▶ _EXERCISE AIM_
Output all records precisely as written.

▶ _Extracted records_
((

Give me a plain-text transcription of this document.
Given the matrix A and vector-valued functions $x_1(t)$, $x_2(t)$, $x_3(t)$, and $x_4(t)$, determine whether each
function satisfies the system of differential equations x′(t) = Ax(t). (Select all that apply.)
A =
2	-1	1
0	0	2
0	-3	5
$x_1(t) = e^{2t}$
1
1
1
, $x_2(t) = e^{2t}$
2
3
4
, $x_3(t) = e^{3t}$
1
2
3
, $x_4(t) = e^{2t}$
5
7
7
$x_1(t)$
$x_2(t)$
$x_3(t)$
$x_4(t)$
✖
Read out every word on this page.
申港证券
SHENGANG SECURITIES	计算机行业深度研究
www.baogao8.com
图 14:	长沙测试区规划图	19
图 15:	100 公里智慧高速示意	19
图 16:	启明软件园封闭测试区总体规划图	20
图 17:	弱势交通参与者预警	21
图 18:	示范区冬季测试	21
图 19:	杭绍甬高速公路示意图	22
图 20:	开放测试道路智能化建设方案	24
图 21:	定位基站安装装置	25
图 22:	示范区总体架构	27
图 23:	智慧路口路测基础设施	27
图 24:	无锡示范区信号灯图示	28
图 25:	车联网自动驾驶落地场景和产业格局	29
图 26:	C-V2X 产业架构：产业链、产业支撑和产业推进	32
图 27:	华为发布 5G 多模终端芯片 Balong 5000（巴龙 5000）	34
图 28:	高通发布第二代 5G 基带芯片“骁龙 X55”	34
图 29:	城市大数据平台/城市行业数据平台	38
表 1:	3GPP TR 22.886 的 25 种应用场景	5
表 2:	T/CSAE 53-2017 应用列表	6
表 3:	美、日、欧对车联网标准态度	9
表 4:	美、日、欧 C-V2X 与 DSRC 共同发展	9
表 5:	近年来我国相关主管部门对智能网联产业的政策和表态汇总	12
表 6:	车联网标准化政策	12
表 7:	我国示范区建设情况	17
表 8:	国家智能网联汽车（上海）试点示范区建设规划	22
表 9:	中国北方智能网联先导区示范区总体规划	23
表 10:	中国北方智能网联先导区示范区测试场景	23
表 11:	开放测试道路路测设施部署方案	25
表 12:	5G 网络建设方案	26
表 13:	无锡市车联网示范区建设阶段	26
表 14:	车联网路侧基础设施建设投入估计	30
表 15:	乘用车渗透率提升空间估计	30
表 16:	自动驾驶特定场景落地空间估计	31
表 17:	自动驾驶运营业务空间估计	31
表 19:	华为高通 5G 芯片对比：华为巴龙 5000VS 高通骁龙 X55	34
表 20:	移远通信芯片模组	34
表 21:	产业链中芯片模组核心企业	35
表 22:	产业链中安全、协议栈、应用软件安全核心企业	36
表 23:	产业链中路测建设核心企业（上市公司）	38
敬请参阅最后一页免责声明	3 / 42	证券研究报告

))

▶ _SOLUTION TO THIS TASK_
Give me a plain-text transcription of this document.
Given the matrix A and vector-valued functions $x_1(t)$, $x_2(t)$, $x_3(t)$, and $x_4(t)$, determine whether each
function satisfies the system of differential equations x′(t) = Ax(t). (Select all that apply.)
A =
2	-1	1
0	0	2
0	-3	5
$x_1(t) = e^{2t}$
1
1
1
, $x_2(t) = e^{2t}$
2
3
4
, $x_3(t) = e^{3t}$
1
2
3
, $x_4(t) = e^{2t}$
5
7
7
$x_1(t)$
$x_2(t)$
$x_3(t)$
$x_4(t)$
✖
Read out every word on this page.
申港证券
SHENGANG SECURITIES	计算机行业深度研究
www.baogao8.com
图 14:	长沙测试区规划图	19
图 15:	100 公里智慧高速示意	19
图 16:	启明软件园封闭测试区总体规划图	20
图 17:	弱势交通参与者预警	21
图 18:	示范区冬季测试	21
图 19:	杭绍甬高速公路示意图	22
图 20:	开放测试道路智能化建设方案	24
图 21:	定位基站安装装置	25
图 22:	示范区总体架构	27
图 23:	智慧路口路测基础设施	27
图 24:	无锡示范区信号灯图示	28
图 25:	车联网自动驾驶落地场景和产业格局	29
图 26:	C-V2X 产业架构：产业链、产业支撑和产业推进	32
图 27:	华为发布 5G 多模终端芯片 Balong 5000（巴龙 5000）	34
图 28:	高通发布第二代 5G 基带芯片“骁龙 X55”	34
图 29:	城市大数据平台/城市行业数据平台	38
表 1:	3GPP TR 22.886 的 25 种应用场景	5
表 2:	T/CSAE 53-2017 应用列表	6
表 3:	美、日、欧对车联网标准态度	9
表 4:	美、日、欧 C-V2X 与 DSRC 共同发展	9
表 5:	近年来我国相关主管部门对智能网联产业的政策和表态汇总	12
表 6:	车联网标准化政策	12
表 7:	我国示范区建设情况	17
表 8:	国家智能网联汽车（上海）试点示范区建设规划	22
表 9:	中国北方智能网联先导区示范区总体规划	23
表 10:	中国北方智能网联先导区示范区测试场景	23
表 11:	开放测试道路路测设施部署方案	25
表 12:	5G 网络建设方案	26
表 13:	无锡市车联网示范区建设阶段	26
表 14:	车联网路侧基础设施建设投入估计	30
表 15:	乘用车渗透率提升空间估计	30
表 16:	自动驾驶特定场景落地空间估计	31
表 17:	自动驾驶运营业务空间估计	31
表 19:	华为高通 5G 芯片对比：华为巴龙 5000VS 高通骁龙 X55	34
表 20:	移远通信芯片模组	34
表 21:	产业链中芯片模组核心企业	35
表 22:	产业链中安全、协议栈、应用软件安全核心企业	36
表 23:	产业链中路测建设核心企业（上市公司）	38
敬请参阅最后一页免责声明	3 / 42	证券研究报告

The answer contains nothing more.